Requirements :: Could you copy, word for word, the lines of the data that begin at the line containing "button[interactable]: Home bbox=[141, 561, 198, 600]" and stop after the line containing "button[interactable]: Recent apps", including both of those lines and nothing else?

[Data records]

----------

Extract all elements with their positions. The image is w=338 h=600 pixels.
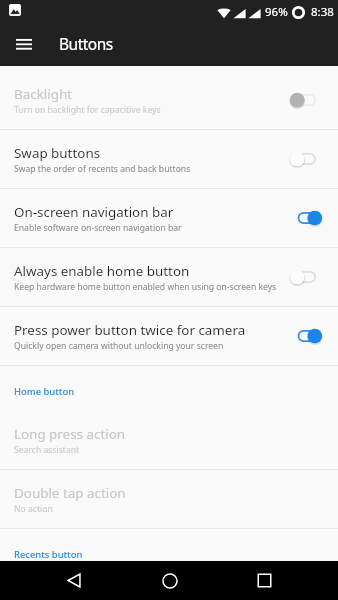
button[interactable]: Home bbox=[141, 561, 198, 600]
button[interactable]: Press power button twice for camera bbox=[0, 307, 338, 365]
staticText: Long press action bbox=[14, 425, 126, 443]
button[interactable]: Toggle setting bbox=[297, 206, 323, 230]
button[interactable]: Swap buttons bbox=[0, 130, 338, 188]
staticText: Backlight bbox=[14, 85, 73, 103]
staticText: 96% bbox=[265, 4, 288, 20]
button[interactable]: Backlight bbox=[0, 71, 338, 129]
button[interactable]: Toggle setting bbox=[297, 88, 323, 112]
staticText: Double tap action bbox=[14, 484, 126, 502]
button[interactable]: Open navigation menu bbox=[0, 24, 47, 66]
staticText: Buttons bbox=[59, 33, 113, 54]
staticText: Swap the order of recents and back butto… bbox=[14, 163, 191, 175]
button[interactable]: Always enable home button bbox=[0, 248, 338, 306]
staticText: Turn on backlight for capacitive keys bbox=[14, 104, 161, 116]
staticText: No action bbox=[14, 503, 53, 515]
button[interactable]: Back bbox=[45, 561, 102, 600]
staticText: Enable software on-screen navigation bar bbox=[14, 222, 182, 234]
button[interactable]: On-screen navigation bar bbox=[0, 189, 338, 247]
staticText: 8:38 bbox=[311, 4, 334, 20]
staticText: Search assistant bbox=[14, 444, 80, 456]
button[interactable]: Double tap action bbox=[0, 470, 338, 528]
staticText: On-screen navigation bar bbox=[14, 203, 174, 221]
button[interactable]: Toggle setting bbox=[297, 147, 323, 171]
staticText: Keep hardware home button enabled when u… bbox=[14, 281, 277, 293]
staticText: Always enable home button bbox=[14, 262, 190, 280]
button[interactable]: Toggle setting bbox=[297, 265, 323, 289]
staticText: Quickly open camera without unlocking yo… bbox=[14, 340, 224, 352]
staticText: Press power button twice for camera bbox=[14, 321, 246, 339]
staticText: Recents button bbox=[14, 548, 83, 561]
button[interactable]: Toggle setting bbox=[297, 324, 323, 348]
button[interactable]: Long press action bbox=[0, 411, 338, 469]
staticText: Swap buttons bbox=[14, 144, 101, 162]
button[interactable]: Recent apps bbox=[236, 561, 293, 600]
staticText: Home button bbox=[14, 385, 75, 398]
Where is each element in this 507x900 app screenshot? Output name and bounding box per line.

----------

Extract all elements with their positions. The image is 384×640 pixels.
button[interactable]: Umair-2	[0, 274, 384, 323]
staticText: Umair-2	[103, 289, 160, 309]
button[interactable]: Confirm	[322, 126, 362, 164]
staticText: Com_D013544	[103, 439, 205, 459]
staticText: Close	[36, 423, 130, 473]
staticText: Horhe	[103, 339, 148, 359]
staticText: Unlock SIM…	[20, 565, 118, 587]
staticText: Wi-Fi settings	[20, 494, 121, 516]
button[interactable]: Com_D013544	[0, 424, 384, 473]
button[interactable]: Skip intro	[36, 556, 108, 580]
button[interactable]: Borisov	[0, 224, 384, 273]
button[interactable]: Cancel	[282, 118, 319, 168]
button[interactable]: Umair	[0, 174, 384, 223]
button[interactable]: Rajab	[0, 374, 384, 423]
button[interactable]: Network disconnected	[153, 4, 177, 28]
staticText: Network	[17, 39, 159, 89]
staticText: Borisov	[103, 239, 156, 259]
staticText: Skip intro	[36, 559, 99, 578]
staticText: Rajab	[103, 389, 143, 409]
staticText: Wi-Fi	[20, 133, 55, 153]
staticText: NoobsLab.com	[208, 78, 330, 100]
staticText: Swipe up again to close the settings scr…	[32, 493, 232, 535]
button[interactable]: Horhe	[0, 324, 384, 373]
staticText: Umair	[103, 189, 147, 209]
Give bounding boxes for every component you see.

----------

Exercise output ::
button[interactable]: Home bbox=[141, 561, 198, 600]
button[interactable]: Press power button twice for camera bbox=[0, 307, 338, 365]
staticText: Long press action bbox=[14, 425, 126, 443]
button[interactable]: Toggle setting bbox=[297, 206, 323, 230]
button[interactable]: Swap buttons bbox=[0, 130, 338, 188]
staticText: Backlight bbox=[14, 85, 73, 103]
staticText: 96% bbox=[265, 4, 288, 20]
button[interactable]: Backlight bbox=[0, 71, 338, 129]
button[interactable]: Toggle setting bbox=[297, 88, 323, 112]
staticText: Double tap action bbox=[14, 484, 126, 502]
button[interactable]: Open navigation menu bbox=[0, 24, 47, 66]
staticText: Buttons bbox=[59, 33, 113, 54]
staticText: Swap the order of recents and back butto… bbox=[14, 163, 191, 175]
button[interactable]: Always enable home button bbox=[0, 248, 338, 306]
staticText: Turn on backlight for capacitive keys bbox=[14, 104, 161, 116]
staticText: No action bbox=[14, 503, 53, 515]
button[interactable]: Back bbox=[45, 561, 102, 600]
staticText: Enable software on-screen navigation bar bbox=[14, 222, 182, 234]
button[interactable]: On-screen navigation bar bbox=[0, 189, 338, 247]
staticText: 8:38 bbox=[311, 4, 334, 20]
staticText: Search assistant bbox=[14, 444, 80, 456]
button[interactable]: Double tap action bbox=[0, 470, 338, 528]
staticText: On-screen navigation bar bbox=[14, 203, 174, 221]
button[interactable]: Toggle setting bbox=[297, 147, 323, 171]
staticText: Keep hardware home button enabled when u… bbox=[14, 281, 277, 293]
staticText: Always enable home button bbox=[14, 262, 190, 280]
button[interactable]: Toggle setting bbox=[297, 265, 323, 289]
staticText: Quickly open camera without unlocking yo… bbox=[14, 340, 224, 352]
staticText: Press power button twice for camera bbox=[14, 321, 246, 339]
staticText: Recents button bbox=[14, 548, 83, 561]
button[interactable]: Toggle setting bbox=[297, 324, 323, 348]
button[interactable]: Long press action bbox=[0, 411, 338, 469]
staticText: Swap buttons bbox=[14, 144, 101, 162]
button[interactable]: Recent apps bbox=[236, 561, 293, 600]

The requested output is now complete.